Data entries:
--

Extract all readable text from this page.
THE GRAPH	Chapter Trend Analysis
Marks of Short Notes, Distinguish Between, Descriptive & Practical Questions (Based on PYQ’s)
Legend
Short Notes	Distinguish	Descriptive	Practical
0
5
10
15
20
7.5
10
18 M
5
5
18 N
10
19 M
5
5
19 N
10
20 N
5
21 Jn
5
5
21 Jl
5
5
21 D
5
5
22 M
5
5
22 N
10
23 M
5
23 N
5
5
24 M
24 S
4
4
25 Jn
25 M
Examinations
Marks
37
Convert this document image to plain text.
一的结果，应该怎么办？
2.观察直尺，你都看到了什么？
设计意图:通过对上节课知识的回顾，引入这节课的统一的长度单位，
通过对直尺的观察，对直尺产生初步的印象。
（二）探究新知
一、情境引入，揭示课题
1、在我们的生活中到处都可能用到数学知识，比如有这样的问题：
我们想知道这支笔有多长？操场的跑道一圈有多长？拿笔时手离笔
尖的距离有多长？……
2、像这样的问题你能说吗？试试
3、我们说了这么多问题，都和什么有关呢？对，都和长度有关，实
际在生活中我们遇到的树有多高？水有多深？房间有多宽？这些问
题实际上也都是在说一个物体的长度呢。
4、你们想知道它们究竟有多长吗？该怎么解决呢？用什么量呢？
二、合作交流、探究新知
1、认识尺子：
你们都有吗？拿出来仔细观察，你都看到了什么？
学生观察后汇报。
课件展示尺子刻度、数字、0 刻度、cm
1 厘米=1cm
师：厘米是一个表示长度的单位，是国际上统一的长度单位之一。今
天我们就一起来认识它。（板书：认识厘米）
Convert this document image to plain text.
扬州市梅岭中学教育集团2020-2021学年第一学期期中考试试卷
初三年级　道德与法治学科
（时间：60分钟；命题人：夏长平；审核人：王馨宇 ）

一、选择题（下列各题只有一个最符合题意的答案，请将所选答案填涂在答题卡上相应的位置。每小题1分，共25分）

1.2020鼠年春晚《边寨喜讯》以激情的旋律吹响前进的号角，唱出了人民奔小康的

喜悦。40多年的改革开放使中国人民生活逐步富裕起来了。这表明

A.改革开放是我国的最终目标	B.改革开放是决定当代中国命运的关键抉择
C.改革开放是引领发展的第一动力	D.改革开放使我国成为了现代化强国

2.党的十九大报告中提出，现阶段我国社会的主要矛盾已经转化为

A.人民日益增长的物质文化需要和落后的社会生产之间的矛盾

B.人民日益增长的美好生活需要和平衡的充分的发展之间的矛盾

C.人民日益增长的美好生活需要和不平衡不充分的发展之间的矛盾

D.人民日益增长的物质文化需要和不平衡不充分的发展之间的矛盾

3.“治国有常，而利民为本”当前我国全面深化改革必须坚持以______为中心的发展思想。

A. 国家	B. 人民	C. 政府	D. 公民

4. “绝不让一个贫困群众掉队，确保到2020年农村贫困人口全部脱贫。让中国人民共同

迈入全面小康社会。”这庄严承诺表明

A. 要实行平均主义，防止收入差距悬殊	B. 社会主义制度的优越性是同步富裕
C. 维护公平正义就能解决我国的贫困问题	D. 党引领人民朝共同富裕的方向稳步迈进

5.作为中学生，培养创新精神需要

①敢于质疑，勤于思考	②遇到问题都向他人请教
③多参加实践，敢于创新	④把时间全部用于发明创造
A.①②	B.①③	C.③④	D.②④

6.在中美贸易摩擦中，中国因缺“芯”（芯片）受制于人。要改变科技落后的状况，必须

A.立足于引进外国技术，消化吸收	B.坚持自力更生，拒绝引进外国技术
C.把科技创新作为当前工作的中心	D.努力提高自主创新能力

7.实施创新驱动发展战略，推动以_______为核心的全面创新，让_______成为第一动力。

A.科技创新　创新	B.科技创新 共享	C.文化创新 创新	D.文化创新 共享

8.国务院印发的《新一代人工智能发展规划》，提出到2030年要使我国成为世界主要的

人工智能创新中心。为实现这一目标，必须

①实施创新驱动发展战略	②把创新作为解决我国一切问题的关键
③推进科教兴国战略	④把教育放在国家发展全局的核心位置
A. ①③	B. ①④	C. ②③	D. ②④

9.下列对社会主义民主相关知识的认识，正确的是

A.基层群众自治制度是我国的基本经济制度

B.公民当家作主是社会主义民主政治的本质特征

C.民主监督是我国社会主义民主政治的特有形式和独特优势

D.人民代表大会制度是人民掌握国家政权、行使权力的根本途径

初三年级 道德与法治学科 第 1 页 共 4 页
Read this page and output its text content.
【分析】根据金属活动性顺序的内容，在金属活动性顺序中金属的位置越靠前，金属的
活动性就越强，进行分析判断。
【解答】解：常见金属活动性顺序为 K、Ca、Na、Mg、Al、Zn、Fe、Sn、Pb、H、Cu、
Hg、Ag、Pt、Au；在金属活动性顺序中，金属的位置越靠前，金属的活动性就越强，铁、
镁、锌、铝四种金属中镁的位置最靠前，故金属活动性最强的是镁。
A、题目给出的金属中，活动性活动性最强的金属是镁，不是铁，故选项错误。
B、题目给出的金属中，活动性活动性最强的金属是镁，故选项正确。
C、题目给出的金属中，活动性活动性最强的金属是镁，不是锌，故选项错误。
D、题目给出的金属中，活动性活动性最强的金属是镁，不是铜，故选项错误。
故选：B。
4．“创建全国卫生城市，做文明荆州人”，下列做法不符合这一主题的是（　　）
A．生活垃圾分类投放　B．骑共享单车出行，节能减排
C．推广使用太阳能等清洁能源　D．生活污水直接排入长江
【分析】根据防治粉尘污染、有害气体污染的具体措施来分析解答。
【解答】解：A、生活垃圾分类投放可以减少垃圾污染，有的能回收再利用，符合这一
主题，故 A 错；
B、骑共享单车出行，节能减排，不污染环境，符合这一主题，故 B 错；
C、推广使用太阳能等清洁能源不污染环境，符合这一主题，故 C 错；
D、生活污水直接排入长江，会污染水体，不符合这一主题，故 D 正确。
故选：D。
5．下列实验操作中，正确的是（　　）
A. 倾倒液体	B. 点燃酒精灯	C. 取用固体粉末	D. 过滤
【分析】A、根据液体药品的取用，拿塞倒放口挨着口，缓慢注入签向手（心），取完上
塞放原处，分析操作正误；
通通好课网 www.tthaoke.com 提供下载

--

Problem statement:
Return the listing above in full, character for character.

Result of this task:
Extract all readable text from this page.
THE GRAPH	Chapter Trend Analysis
Marks of Short Notes, Distinguish Between, Descriptive & Practical Questions (Based on PYQ’s)
Legend
Short Notes	Distinguish	Descriptive	Practical
0
5
10
15
20
7.5
10
18 M
5
5
18 N
10
19 M
5
5
19 N
10
20 N
5
21 Jn
5
5
21 Jl
5
5
21 D
5
5
22 M
5
5
22 N
10
23 M
5
23 N
5
5
24 M
24 S
4
4
25 Jn
25 M
Examinations
Marks
37
Convert this document image to plain text.
一的结果，应该怎么办？
2.观察直尺，你都看到了什么？
设计意图:通过对上节课知识的回顾，引入这节课的统一的长度单位，
通过对直尺的观察，对直尺产生初步的印象。
（二）探究新知
一、情境引入，揭示课题
1、在我们的生活中到处都可能用到数学知识，比如有这样的问题：
我们想知道这支笔有多长？操场的跑道一圈有多长？拿笔时手离笔
尖的距离有多长？……
2、像这样的问题你能说吗？试试
3、我们说了这么多问题，都和什么有关呢？对，都和长度有关，实
际在生活中我们遇到的树有多高？水有多深？房间有多宽？这些问
题实际上也都是在说一个物体的长度呢。
4、你们想知道它们究竟有多长吗？该怎么解决呢？用什么量呢？
二、合作交流、探究新知
1、认识尺子：
你们都有吗？拿出来仔细观察，你都看到了什么？
学生观察后汇报。
课件展示尺子刻度、数字、0 刻度、cm
1 厘米=1cm
师：厘米是一个表示长度的单位，是国际上统一的长度单位之一。今
天我们就一起来认识它。（板书：认识厘米）
Convert this document image to plain text.
扬州市梅岭中学教育集团2020-2021学年第一学期期中考试试卷
初三年级　道德与法治学科
（时间：60分钟；命题人：夏长平；审核人：王馨宇 ）

一、选择题（下列各题只有一个最符合题意的答案，请将所选答案填涂在答题卡上相应的位置。每小题1分，共25分）

1.2020鼠年春晚《边寨喜讯》以激情的旋律吹响前进的号角，唱出了人民奔小康的

喜悦。40多年的改革开放使中国人民生活逐步富裕起来了。这表明

A.改革开放是我国的最终目标	B.改革开放是决定当代中国命运的关键抉择
C.改革开放是引领发展的第一动力	D.改革开放使我国成为了现代化强国

2.党的十九大报告中提出，现阶段我国社会的主要矛盾已经转化为

A.人民日益增长的物质文化需要和落后的社会生产之间的矛盾

B.人民日益增长的美好生活需要和平衡的充分的发展之间的矛盾

C.人民日益增长的美好生活需要和不平衡不充分的发展之间的矛盾

D.人民日益增长的物质文化需要和不平衡不充分的发展之间的矛盾

3.“治国有常，而利民为本”当前我国全面深化改革必须坚持以______为中心的发展思想。

A. 国家	B. 人民	C. 政府	D. 公民

4. “绝不让一个贫困群众掉队，确保到2020年农村贫困人口全部脱贫。让中国人民共同

迈入全面小康社会。”这庄严承诺表明

A. 要实行平均主义，防止收入差距悬殊	B. 社会主义制度的优越性是同步富裕
C. 维护公平正义就能解决我国的贫困问题	D. 党引领人民朝共同富裕的方向稳步迈进

5.作为中学生，培养创新精神需要

①敢于质疑，勤于思考	②遇到问题都向他人请教
③多参加实践，敢于创新	④把时间全部用于发明创造
A.①②	B.①③	C.③④	D.②④

6.在中美贸易摩擦中，中国因缺“芯”（芯片）受制于人。要改变科技落后的状况，必须

A.立足于引进外国技术，消化吸收	B.坚持自力更生，拒绝引进外国技术
C.把科技创新作为当前工作的中心	D.努力提高自主创新能力

7.实施创新驱动发展战略，推动以_______为核心的全面创新，让_______成为第一动力。

A.科技创新　创新	B.科技创新 共享	C.文化创新 创新	D.文化创新 共享

8.国务院印发的《新一代人工智能发展规划》，提出到2030年要使我国成为世界主要的

人工智能创新中心。为实现这一目标，必须

①实施创新驱动发展战略	②把创新作为解决我国一切问题的关键
③推进科教兴国战略	④把教育放在国家发展全局的核心位置
A. ①③	B. ①④	C. ②③	D. ②④

9.下列对社会主义民主相关知识的认识，正确的是

A.基层群众自治制度是我国的基本经济制度

B.公民当家作主是社会主义民主政治的本质特征

C.民主监督是我国社会主义民主政治的特有形式和独特优势

D.人民代表大会制度是人民掌握国家政权、行使权力的根本途径

初三年级 道德与法治学科 第 1 页 共 4 页
Read this page and output its text content.
【分析】根据金属活动性顺序的内容，在金属活动性顺序中金属的位置越靠前，金属的
活动性就越强，进行分析判断。
【解答】解：常见金属活动性顺序为 K、Ca、Na、Mg、Al、Zn、Fe、Sn、Pb、H、Cu、
Hg、Ag、Pt、Au；在金属活动性顺序中，金属的位置越靠前，金属的活动性就越强，铁、
镁、锌、铝四种金属中镁的位置最靠前，故金属活动性最强的是镁。
A、题目给出的金属中，活动性活动性最强的金属是镁，不是铁，故选项错误。
B、题目给出的金属中，活动性活动性最强的金属是镁，故选项正确。
C、题目给出的金属中，活动性活动性最强的金属是镁，不是锌，故选项错误。
D、题目给出的金属中，活动性活动性最强的金属是镁，不是铜，故选项错误。
故选：B。
4．“创建全国卫生城市，做文明荆州人”，下列做法不符合这一主题的是（　　）
A．生活垃圾分类投放　B．骑共享单车出行，节能减排
C．推广使用太阳能等清洁能源　D．生活污水直接排入长江
【分析】根据防治粉尘污染、有害气体污染的具体措施来分析解答。
【解答】解：A、生活垃圾分类投放可以减少垃圾污染，有的能回收再利用，符合这一
主题，故 A 错；
B、骑共享单车出行，节能减排，不污染环境，符合这一主题，故 B 错；
C、推广使用太阳能等清洁能源不污染环境，符合这一主题，故 C 错；
D、生活污水直接排入长江，会污染水体，不符合这一主题，故 D 正确。
故选：D。
5．下列实验操作中，正确的是（　　）
A. 倾倒液体	B. 点燃酒精灯	C. 取用固体粉末	D. 过滤
【分析】A、根据液体药品的取用，拿塞倒放口挨着口，缓慢注入签向手（心），取完上
塞放原处，分析操作正误；
通通好课网 www.tthaoke.com 提供下载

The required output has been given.